◆ **WHAT IS NEEDED**: Restate every line of the material, word for word.

◆ **RECORDS TO USE**:
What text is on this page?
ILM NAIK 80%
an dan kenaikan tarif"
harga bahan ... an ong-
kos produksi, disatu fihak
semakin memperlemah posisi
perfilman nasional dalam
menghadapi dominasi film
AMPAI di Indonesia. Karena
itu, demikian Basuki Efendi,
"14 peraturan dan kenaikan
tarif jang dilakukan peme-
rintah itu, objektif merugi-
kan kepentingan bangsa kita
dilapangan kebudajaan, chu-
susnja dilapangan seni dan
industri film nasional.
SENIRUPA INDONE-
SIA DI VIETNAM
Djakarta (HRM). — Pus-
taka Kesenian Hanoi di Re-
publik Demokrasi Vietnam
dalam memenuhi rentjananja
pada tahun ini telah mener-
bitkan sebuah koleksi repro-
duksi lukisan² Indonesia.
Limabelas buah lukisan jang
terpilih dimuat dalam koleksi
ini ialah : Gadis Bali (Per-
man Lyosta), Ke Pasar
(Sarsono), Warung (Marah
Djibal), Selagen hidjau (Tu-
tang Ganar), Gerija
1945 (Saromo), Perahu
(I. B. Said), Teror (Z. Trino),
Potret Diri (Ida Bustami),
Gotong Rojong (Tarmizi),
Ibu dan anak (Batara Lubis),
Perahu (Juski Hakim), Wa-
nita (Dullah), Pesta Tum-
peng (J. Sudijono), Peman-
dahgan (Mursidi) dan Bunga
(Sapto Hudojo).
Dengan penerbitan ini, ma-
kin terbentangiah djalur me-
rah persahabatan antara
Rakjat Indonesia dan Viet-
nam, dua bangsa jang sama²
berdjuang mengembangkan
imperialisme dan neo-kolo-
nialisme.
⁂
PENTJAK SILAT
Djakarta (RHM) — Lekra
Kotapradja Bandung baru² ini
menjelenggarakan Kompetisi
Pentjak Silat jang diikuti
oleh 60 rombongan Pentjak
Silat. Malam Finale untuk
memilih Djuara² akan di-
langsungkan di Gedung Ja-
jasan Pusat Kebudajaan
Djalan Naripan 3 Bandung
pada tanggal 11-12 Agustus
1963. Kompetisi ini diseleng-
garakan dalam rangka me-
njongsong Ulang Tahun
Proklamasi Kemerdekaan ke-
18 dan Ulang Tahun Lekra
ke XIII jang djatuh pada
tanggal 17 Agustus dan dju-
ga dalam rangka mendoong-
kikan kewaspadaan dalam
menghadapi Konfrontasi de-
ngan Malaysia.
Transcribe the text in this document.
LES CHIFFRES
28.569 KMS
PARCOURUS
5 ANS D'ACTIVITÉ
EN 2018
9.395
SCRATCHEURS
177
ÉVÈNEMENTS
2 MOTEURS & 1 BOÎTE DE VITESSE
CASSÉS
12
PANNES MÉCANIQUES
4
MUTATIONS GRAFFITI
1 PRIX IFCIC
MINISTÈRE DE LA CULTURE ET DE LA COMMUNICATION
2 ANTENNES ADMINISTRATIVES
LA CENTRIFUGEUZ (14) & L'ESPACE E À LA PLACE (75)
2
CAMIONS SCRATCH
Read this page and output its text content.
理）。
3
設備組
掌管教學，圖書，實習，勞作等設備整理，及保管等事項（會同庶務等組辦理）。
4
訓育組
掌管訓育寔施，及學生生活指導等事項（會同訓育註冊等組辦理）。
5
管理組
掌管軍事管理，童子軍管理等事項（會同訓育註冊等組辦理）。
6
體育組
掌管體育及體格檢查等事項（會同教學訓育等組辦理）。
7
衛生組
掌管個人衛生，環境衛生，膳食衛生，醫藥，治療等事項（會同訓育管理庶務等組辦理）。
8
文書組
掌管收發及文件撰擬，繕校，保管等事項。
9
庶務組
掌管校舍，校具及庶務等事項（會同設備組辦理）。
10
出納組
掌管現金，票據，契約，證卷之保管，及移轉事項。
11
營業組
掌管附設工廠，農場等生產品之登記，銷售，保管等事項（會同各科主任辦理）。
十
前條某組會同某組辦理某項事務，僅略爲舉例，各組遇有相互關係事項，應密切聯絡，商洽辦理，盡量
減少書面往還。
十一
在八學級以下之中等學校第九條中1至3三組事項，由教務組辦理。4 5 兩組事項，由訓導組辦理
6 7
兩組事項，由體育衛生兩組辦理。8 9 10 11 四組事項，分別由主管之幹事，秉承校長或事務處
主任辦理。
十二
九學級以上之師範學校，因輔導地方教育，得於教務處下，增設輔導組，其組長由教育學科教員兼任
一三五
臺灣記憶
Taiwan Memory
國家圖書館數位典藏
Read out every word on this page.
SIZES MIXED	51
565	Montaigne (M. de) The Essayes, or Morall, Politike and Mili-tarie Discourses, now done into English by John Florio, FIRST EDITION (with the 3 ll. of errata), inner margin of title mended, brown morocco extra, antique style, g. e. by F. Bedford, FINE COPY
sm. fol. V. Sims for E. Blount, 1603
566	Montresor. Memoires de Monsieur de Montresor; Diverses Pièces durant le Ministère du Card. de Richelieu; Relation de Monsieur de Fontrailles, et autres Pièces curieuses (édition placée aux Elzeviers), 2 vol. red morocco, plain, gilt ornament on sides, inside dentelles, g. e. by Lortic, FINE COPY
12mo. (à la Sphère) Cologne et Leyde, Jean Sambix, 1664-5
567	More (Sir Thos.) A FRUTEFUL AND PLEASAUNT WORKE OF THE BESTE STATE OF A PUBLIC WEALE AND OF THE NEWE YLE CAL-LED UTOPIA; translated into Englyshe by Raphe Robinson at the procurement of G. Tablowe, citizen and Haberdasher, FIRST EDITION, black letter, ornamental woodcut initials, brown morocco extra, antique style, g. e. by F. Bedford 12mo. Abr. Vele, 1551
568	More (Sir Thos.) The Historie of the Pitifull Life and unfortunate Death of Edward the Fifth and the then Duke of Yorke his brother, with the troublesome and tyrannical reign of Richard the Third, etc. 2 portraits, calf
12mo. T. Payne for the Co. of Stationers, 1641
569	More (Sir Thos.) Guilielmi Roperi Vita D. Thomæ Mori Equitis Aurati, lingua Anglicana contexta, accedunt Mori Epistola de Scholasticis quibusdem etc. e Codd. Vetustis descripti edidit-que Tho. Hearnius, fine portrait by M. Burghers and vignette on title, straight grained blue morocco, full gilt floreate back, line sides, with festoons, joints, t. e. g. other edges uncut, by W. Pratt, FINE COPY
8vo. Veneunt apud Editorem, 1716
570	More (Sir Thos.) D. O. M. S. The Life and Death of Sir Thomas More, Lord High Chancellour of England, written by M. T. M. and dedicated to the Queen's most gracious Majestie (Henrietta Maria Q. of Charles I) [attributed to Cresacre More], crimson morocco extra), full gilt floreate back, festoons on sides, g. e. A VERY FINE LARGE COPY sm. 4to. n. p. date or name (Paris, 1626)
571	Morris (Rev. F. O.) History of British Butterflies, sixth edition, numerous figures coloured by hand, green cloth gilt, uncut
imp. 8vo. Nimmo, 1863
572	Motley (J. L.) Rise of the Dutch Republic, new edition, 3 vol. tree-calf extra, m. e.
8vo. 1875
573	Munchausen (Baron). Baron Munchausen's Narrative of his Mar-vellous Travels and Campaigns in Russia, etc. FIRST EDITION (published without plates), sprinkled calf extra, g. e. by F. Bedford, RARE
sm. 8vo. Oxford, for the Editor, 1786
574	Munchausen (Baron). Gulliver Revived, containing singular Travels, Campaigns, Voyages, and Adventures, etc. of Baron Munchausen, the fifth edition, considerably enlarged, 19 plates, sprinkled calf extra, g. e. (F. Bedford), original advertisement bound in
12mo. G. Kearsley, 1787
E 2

◆ **COMPLETED EXERCISE**:
What text is on this page?
ILM NAIK 80%
an dan kenaikan tarif"
harga bahan ... an ong-
kos produksi, disatu fihak
semakin memperlemah posisi
perfilman nasional dalam
menghadapi dominasi film
AMPAI di Indonesia. Karena
itu, demikian Basuki Efendi,
"14 peraturan dan kenaikan
tarif jang dilakukan peme-
rintah itu, objektif merugi-
kan kepentingan bangsa kita
dilapangan kebudajaan, chu-
susnja dilapangan seni dan
industri film nasional.
SENIRUPA INDONE-
SIA DI VIETNAM
Djakarta (HRM). — Pus-
taka Kesenian Hanoi di Re-
publik Demokrasi Vietnam
dalam memenuhi rentjananja
pada tahun ini telah mener-
bitkan sebuah koleksi repro-
duksi lukisan² Indonesia.
Limabelas buah lukisan jang
terpilih dimuat dalam koleksi
ini ialah : Gadis Bali (Per-
man Lyosta), Ke Pasar
(Sarsono), Warung (Marah
Djibal), Selagen hidjau (Tu-
tang Ganar), Gerija
1945 (Saromo), Perahu
(I. B. Said), Teror (Z. Trino),
Potret Diri (Ida Bustami),
Gotong Rojong (Tarmizi),
Ibu dan anak (Batara Lubis),
Perahu (Juski Hakim), Wa-
nita (Dullah), Pesta Tum-
peng (J. Sudijono), Peman-
dahgan (Mursidi) dan Bunga
(Sapto Hudojo).
Dengan penerbitan ini, ma-
kin terbentangiah djalur me-
rah persahabatan antara
Rakjat Indonesia dan Viet-
nam, dua bangsa jang sama²
berdjuang mengembangkan
imperialisme dan neo-kolo-
nialisme.
⁂
PENTJAK SILAT
Djakarta (RHM) — Lekra
Kotapradja Bandung baru² ini
menjelenggarakan Kompetisi
Pentjak Silat jang diikuti
oleh 60 rombongan Pentjak
Silat. Malam Finale untuk
memilih Djuara² akan di-
langsungkan di Gedung Ja-
jasan Pusat Kebudajaan
Djalan Naripan 3 Bandung
pada tanggal 11-12 Agustus
1963. Kompetisi ini diseleng-
garakan dalam rangka me-
njongsong Ulang Tahun
Proklamasi Kemerdekaan ke-
18 dan Ulang Tahun Lekra
ke XIII jang djatuh pada
tanggal 17 Agustus dan dju-
ga dalam rangka mendoong-
kikan kewaspadaan dalam
menghadapi Konfrontasi de-
ngan Malaysia.
Transcribe the text in this document.
LES CHIFFRES
28.569 KMS
PARCOURUS
5 ANS D'ACTIVITÉ
EN 2018
9.395
SCRATCHEURS
177
ÉVÈNEMENTS
2 MOTEURS & 1 BOÎTE DE VITESSE
CASSÉS
12
PANNES MÉCANIQUES
4
MUTATIONS GRAFFITI
1 PRIX IFCIC
MINISTÈRE DE LA CULTURE ET DE LA COMMUNICATION
2 ANTENNES ADMINISTRATIVES
LA CENTRIFUGEUZ (14) & L'ESPACE E À LA PLACE (75)
2
CAMIONS SCRATCH
Read this page and output its text content.
理）。
3
設備組
掌管教學，圖書，實習，勞作等設備整理，及保管等事項（會同庶務等組辦理）。
4
訓育組
掌管訓育寔施，及學生生活指導等事項（會同訓育註冊等組辦理）。
5
管理組
掌管軍事管理，童子軍管理等事項（會同訓育註冊等組辦理）。
6
體育組
掌管體育及體格檢查等事項（會同教學訓育等組辦理）。
7
衛生組
掌管個人衛生，環境衛生，膳食衛生，醫藥，治療等事項（會同訓育管理庶務等組辦理）。
8
文書組
掌管收發及文件撰擬，繕校，保管等事項。
9
庶務組
掌管校舍，校具及庶務等事項（會同設備組辦理）。
10
出納組
掌管現金，票據，契約，證卷之保管，及移轉事項。
11
營業組
掌管附設工廠，農場等生產品之登記，銷售，保管等事項（會同各科主任辦理）。
十
前條某組會同某組辦理某項事務，僅略爲舉例，各組遇有相互關係事項，應密切聯絡，商洽辦理，盡量
減少書面往還。
十一
在八學級以下之中等學校第九條中1至3三組事項，由教務組辦理。4 5 兩組事項，由訓導組辦理
6 7
兩組事項，由體育衛生兩組辦理。8 9 10 11 四組事項，分別由主管之幹事，秉承校長或事務處
主任辦理。
十二
九學級以上之師範學校，因輔導地方教育，得於教務處下，增設輔導組，其組長由教育學科教員兼任
一三五
臺灣記憶
Taiwan Memory
國家圖書館數位典藏
Read out every word on this page.
SIZES MIXED	51
565	Montaigne (M. de) The Essayes, or Morall, Politike and Mili-tarie Discourses, now done into English by John Florio, FIRST EDITION (with the 3 ll. of errata), inner margin of title mended, brown morocco extra, antique style, g. e. by F. Bedford, FINE COPY
sm. fol. V. Sims for E. Blount, 1603
566	Montresor. Memoires de Monsieur de Montresor; Diverses Pièces durant le Ministère du Card. de Richelieu; Relation de Monsieur de Fontrailles, et autres Pièces curieuses (édition placée aux Elzeviers), 2 vol. red morocco, plain, gilt ornament on sides, inside dentelles, g. e. by Lortic, FINE COPY
12mo. (à la Sphère) Cologne et Leyde, Jean Sambix, 1664-5
567	More (Sir Thos.) A FRUTEFUL AND PLEASAUNT WORKE OF THE BESTE STATE OF A PUBLIC WEALE AND OF THE NEWE YLE CAL-LED UTOPIA; translated into Englyshe by Raphe Robinson at the procurement of G. Tablowe, citizen and Haberdasher, FIRST EDITION, black letter, ornamental woodcut initials, brown morocco extra, antique style, g. e. by F. Bedford 12mo. Abr. Vele, 1551
568	More (Sir Thos.) The Historie of the Pitifull Life and unfortunate Death of Edward the Fifth and the then Duke of Yorke his brother, with the troublesome and tyrannical reign of Richard the Third, etc. 2 portraits, calf
12mo. T. Payne for the Co. of Stationers, 1641
569	More (Sir Thos.) Guilielmi Roperi Vita D. Thomæ Mori Equitis Aurati, lingua Anglicana contexta, accedunt Mori Epistola de Scholasticis quibusdem etc. e Codd. Vetustis descripti edidit-que Tho. Hearnius, fine portrait by M. Burghers and vignette on title, straight grained blue morocco, full gilt floreate back, line sides, with festoons, joints, t. e. g. other edges uncut, by W. Pratt, FINE COPY
8vo. Veneunt apud Editorem, 1716
570	More (Sir Thos.) D. O. M. S. The Life and Death of Sir Thomas More, Lord High Chancellour of England, written by M. T. M. and dedicated to the Queen's most gracious Majestie (Henrietta Maria Q. of Charles I) [attributed to Cresacre More], crimson morocco extra), full gilt floreate back, festoons on sides, g. e. A VERY FINE LARGE COPY sm. 4to. n. p. date or name (Paris, 1626)
571	Morris (Rev. F. O.) History of British Butterflies, sixth edition, numerous figures coloured by hand, green cloth gilt, uncut
imp. 8vo. Nimmo, 1863
572	Motley (J. L.) Rise of the Dutch Republic, new edition, 3 vol. tree-calf extra, m. e.
8vo. 1875
573	Munchausen (Baron). Baron Munchausen's Narrative of his Mar-vellous Travels and Campaigns in Russia, etc. FIRST EDITION (published without plates), sprinkled calf extra, g. e. by F. Bedford, RARE
sm. 8vo. Oxford, for the Editor, 1786
574	Munchausen (Baron). Gulliver Revived, containing singular Travels, Campaigns, Voyages, and Adventures, etc. of Baron Munchausen, the fifth edition, considerably enlarged, 19 plates, sprinkled calf extra, g. e. (F. Bedford), original advertisement bound in
12mo. G. Kearsley, 1787
E 2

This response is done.